/---

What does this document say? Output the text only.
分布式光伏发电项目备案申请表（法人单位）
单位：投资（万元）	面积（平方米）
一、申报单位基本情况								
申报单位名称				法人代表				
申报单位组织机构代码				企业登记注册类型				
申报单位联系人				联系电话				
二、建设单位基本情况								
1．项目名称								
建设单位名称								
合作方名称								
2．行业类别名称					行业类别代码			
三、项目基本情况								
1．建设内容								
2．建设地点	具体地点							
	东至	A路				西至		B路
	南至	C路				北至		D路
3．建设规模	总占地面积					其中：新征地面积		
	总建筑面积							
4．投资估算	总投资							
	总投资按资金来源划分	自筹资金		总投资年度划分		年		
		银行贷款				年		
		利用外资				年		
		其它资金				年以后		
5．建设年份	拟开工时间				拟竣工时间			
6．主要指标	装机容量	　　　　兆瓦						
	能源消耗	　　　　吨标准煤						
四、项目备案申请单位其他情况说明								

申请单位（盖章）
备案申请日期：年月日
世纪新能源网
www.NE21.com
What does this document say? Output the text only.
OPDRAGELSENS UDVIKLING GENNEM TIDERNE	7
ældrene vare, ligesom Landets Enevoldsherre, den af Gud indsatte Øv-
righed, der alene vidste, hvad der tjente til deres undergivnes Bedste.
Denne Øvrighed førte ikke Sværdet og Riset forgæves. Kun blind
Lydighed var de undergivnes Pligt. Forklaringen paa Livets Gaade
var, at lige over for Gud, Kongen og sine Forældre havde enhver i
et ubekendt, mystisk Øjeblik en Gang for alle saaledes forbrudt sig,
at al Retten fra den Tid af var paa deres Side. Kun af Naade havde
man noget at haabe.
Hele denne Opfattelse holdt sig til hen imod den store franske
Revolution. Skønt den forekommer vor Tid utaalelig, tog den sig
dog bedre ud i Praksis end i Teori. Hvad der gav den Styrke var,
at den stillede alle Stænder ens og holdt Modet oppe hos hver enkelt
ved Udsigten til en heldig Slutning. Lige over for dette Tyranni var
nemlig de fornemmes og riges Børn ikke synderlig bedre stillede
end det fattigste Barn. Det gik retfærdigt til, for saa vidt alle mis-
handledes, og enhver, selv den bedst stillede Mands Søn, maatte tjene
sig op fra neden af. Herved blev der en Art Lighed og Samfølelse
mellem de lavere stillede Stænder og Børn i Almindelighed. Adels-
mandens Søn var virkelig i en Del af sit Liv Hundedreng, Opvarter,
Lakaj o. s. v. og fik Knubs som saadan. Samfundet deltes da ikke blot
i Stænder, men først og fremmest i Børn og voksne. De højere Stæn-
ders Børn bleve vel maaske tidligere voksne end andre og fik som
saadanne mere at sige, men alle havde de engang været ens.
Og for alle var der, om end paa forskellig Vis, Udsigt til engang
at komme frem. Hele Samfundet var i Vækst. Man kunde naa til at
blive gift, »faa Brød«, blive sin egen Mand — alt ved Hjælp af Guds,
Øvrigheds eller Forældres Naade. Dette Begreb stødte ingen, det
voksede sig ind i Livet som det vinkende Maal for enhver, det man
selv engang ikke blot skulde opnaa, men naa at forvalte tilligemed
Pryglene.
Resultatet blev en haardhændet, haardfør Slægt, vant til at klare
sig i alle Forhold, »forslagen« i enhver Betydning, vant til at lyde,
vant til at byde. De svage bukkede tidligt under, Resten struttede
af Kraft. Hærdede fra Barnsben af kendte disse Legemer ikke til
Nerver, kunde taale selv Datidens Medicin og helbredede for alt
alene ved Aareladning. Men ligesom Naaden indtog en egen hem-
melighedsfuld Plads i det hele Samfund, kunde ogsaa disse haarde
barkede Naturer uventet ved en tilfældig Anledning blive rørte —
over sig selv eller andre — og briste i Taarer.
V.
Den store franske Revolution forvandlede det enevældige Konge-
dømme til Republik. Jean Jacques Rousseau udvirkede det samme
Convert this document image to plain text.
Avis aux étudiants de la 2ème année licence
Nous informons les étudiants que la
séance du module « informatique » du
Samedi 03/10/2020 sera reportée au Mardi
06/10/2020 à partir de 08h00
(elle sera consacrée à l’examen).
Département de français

\---

Goal:
Give the lines from the one containing "Convert this document image to plain text." through the end of the entries again, exactly as written and with no other lines.

Exercise response:
Convert this document image to plain text.
Avis aux étudiants de la 2ème année licence
Nous informons les étudiants que la
séance du module « informatique » du
Samedi 03/10/2020 sera reportée au Mardi
06/10/2020 à partir de 08h00
(elle sera consacrée à l’examen).
Département de français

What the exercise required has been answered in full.